→ GIVEN TASK: Show all lines holding the string "Chief".

(Entries with figure data)

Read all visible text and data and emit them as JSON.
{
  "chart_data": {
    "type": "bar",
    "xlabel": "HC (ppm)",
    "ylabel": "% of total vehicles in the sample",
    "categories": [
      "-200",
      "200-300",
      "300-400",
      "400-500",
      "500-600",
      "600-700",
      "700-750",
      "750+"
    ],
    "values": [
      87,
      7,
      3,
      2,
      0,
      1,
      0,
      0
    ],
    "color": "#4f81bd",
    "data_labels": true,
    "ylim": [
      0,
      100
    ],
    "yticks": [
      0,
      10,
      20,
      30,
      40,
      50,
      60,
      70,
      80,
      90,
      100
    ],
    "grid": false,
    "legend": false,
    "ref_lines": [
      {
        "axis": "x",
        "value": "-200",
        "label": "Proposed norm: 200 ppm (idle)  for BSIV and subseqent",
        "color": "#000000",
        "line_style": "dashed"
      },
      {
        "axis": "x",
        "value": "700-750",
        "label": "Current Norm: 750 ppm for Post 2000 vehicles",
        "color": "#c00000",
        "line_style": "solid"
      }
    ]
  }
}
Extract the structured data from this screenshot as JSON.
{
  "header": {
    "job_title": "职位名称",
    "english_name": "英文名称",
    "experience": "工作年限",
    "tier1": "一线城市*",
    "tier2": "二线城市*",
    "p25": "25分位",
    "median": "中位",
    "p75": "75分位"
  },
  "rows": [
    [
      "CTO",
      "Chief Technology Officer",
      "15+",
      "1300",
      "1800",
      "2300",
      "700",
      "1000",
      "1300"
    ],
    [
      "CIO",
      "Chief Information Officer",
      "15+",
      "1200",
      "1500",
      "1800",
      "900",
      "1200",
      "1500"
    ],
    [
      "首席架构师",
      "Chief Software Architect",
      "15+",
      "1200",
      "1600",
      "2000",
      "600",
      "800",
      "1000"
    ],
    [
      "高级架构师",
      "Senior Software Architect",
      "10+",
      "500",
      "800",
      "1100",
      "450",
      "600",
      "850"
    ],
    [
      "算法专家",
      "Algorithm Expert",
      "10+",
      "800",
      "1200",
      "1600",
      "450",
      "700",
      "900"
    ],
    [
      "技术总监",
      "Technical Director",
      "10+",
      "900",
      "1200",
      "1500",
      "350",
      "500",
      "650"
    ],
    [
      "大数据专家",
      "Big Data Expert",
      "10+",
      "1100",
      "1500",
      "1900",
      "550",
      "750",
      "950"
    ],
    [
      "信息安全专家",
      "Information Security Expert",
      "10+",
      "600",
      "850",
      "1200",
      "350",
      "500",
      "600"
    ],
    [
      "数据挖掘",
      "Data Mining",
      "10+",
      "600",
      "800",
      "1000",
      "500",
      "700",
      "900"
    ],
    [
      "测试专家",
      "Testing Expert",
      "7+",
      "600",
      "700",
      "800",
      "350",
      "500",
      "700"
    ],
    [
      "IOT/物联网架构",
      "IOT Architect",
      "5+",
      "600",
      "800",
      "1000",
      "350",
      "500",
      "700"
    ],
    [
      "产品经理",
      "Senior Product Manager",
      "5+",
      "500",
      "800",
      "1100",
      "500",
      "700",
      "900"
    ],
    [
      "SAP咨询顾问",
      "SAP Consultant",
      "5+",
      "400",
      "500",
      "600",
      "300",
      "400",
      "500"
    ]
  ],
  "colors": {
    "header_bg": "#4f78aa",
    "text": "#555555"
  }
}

→ ANSWER FOR THE TASK:
      "Chief Technology Officer",
      "Chief Information Officer",
      "Chief Software Architect",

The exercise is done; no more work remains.